# [TEXTE À LIRE]
........

Ce principe est beaucoup moins lourd à gérer que les mini stations d’épuration car l’absence de boues issues des eaux brunes permet une épuration plus simple et plus efficace pour les eaux rejetées dans la nature.
Il est une question qui revient sans cesse quand on réfléchit à des solutions pour réduire la consommation d’eau et pour valoriser les excréments.
Pourquoi devrions-nous envisager de repenser l’élimination de nos excréments ?
Nous l’avons dit, les deux premiers arguments sont écologiques :
– limiter le gaspillage de l’eau potable utilisée dans nos toilettes actuelles ;
– limiter notre empreinte polluante sur la planète dans l’espoir de retarder les effets néfastes de notre pollution.
L’argument économique n’est pas neutre. Diminuer sa facture d’eau de 20% est appréciable.
L’usage de toilettes adaptées permet aussi de réduire la consommation de produits d’entretien.
En effet, la stagnation d’eau dans les siphons qui permet d’empêcher la remontée des mauvaises odeurs est génératrice de deux problèmes :
– la formation de tartre car nos eaux sont calcaires ;
– la cristallisation de l’urée contenue dans l’urine par contact avec les minéraux de l’eau.
Cela oblige donc à vidanger régulièrement nos toilettes avec une quantité d’eau non négligeable (environ 3 litres de nos jours avec les wc modernes).

........

# [DONNÉES FOURNIES]
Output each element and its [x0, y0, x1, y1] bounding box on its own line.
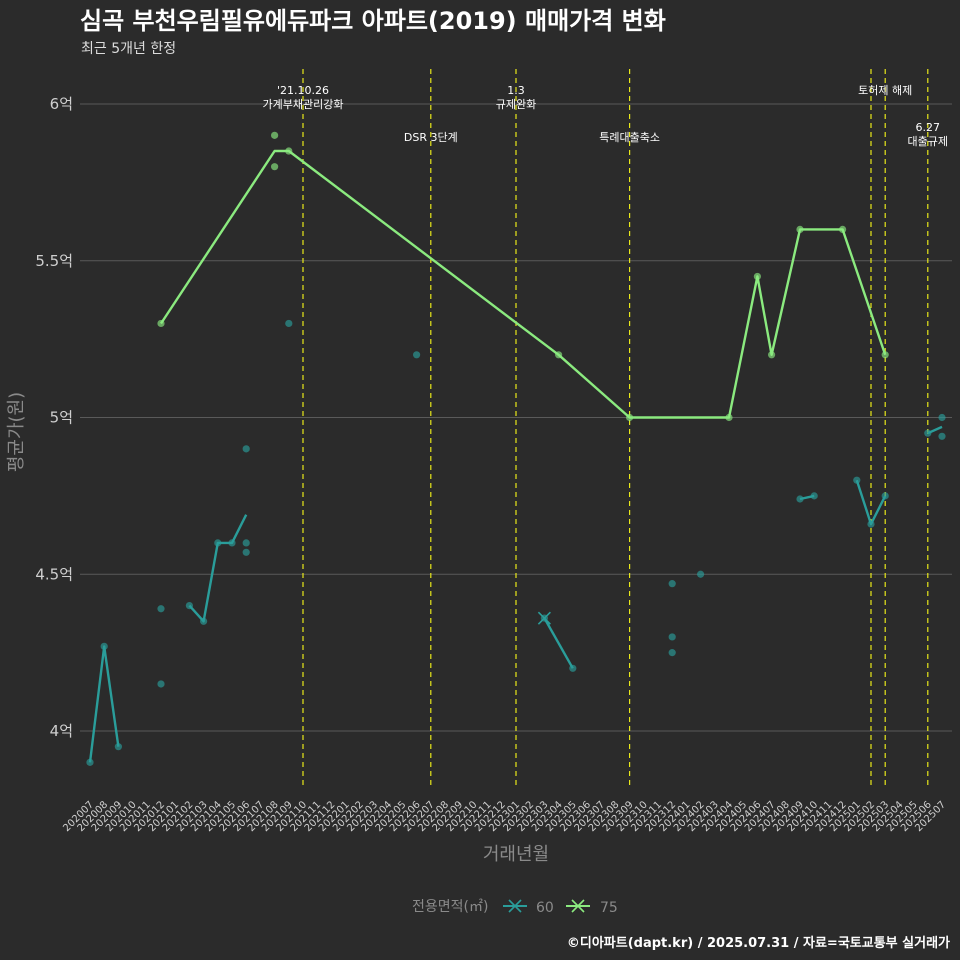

........

# [EXERCICES À FAIRE]
1. Selon le texte sur les toilettes, quelle quantité d'eau les wc modernes utilisent-ils environ pour vidanger ?
2. Recopiez le passage du texte sur les toilettes compris entre « En effet, la » et « les wc modernes). », ces deux extraits inclus.
3. Résumez le texte sur les toilettes en deux phrases.
Les lignes fournies n'ont aucun lien avec le texte à lire.

# [RÉPONSES AUX EXERCICES]
1. Environ 3 litres.

2.
En effet, la stagnation d’eau dans les siphons qui permet d’empêcher la remontée des mauvaises odeurs est génératrice de deux problèmes :
– la formation de tartre car nos eaux sont calcaires ;
– la cristallisation de l’urée contenue dans l’urine par contact avec les minéraux de l’eau.
Cela oblige donc à vidanger régulièrement nos toilettes avec une quantité d’eau non négligeable (environ 3 litres de nos jours avec les wc modernes).

3. Repenser l'élimination des excréments se justifie d'abord par deux arguments écologiques : limiter le gaspillage de l'eau potable et réduire notre empreinte polluante sur la planète. S'y ajoute un argument économique, car des toilettes adaptées permettent de diminuer la facture d'eau de 20 % et la consommation de produits d'entretien, l'eau stagnant dans les siphons causant du tartre et la cristallisation de l'urée.